The input -
>> Begin

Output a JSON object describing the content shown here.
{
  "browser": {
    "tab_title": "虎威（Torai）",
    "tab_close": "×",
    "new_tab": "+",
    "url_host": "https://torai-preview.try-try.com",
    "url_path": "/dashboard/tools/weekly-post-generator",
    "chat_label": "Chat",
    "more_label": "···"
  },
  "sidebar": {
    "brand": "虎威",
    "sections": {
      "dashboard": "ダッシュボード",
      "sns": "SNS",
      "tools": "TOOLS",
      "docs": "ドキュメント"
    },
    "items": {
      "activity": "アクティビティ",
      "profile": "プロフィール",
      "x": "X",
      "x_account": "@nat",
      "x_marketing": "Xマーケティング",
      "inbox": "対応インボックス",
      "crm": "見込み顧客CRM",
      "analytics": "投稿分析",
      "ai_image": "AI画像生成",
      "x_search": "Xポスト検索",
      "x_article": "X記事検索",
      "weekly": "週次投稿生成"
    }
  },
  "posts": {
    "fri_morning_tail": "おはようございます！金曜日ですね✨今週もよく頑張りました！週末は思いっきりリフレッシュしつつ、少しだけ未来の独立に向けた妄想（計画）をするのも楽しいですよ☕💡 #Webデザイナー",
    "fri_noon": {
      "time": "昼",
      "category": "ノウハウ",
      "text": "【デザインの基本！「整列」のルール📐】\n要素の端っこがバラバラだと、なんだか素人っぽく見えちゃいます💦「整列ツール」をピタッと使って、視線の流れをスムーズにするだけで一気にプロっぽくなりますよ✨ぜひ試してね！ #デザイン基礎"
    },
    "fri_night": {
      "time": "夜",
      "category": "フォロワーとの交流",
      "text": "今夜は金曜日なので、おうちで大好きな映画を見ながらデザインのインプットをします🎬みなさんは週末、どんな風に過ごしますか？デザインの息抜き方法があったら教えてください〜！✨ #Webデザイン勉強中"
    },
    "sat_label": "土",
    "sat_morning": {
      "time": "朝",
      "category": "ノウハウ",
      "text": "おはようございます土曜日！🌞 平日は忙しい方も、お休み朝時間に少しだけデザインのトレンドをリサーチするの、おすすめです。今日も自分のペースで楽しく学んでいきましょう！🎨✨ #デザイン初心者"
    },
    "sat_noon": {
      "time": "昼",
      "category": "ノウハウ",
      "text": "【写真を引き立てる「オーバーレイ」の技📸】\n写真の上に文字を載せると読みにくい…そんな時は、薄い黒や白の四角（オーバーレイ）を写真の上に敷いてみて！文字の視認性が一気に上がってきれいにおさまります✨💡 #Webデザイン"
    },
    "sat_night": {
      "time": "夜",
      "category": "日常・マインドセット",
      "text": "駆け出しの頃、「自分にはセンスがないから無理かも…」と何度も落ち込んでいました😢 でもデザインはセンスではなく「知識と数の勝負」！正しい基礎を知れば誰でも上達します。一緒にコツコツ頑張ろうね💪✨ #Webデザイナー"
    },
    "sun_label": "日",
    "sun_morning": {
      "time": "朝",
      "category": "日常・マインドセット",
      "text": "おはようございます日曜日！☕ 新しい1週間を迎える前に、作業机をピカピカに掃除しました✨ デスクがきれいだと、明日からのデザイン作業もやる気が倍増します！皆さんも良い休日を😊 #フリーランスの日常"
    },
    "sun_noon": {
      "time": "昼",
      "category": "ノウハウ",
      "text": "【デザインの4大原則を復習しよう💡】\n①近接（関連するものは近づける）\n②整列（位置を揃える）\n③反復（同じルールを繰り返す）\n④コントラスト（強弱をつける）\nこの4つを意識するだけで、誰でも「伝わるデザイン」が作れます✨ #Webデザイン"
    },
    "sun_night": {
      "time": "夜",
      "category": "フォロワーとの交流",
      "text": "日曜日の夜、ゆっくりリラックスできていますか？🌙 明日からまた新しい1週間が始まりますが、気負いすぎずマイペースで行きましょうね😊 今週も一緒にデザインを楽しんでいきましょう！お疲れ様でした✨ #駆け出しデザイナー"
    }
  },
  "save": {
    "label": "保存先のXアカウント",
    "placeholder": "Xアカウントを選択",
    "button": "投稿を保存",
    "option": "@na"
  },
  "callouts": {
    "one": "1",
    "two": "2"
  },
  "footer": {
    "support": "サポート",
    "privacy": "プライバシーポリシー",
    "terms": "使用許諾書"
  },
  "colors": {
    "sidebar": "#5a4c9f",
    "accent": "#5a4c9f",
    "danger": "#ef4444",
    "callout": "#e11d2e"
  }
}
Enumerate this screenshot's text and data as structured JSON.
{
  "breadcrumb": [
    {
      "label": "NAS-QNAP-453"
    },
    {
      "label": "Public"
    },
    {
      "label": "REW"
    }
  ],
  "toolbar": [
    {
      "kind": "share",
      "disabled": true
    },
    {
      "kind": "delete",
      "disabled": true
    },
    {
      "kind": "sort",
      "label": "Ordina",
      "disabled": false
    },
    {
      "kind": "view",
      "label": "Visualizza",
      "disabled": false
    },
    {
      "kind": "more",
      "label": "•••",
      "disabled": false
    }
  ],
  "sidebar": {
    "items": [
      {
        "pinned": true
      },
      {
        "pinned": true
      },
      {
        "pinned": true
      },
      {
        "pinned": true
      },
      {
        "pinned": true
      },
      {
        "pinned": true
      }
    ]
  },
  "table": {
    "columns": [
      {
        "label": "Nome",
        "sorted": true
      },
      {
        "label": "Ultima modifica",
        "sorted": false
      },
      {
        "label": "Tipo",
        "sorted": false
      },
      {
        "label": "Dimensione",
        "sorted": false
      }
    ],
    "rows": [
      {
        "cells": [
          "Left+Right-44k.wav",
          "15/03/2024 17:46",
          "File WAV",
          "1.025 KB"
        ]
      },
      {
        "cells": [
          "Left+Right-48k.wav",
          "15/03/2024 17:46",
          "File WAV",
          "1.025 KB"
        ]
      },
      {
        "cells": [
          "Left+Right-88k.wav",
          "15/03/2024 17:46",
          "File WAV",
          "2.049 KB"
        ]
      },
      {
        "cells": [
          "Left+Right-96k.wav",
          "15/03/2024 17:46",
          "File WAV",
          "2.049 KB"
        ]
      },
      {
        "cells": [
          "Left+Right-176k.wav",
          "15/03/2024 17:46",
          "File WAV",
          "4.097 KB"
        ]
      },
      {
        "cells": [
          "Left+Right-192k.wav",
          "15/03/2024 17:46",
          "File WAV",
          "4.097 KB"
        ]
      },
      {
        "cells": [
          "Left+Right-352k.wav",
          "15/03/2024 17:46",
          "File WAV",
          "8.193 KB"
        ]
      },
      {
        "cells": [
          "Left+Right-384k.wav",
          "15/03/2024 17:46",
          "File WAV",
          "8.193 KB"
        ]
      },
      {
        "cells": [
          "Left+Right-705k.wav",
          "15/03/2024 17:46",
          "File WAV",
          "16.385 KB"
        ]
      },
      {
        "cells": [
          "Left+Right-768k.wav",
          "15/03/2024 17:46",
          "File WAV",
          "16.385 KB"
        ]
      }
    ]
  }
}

>> End

Search the entries for the word "tools" and gather every line where it appears.

Response to this task -
    "url_path": "/dashboard/tools/weekly-post-generator",
      "tools": "TOOLS",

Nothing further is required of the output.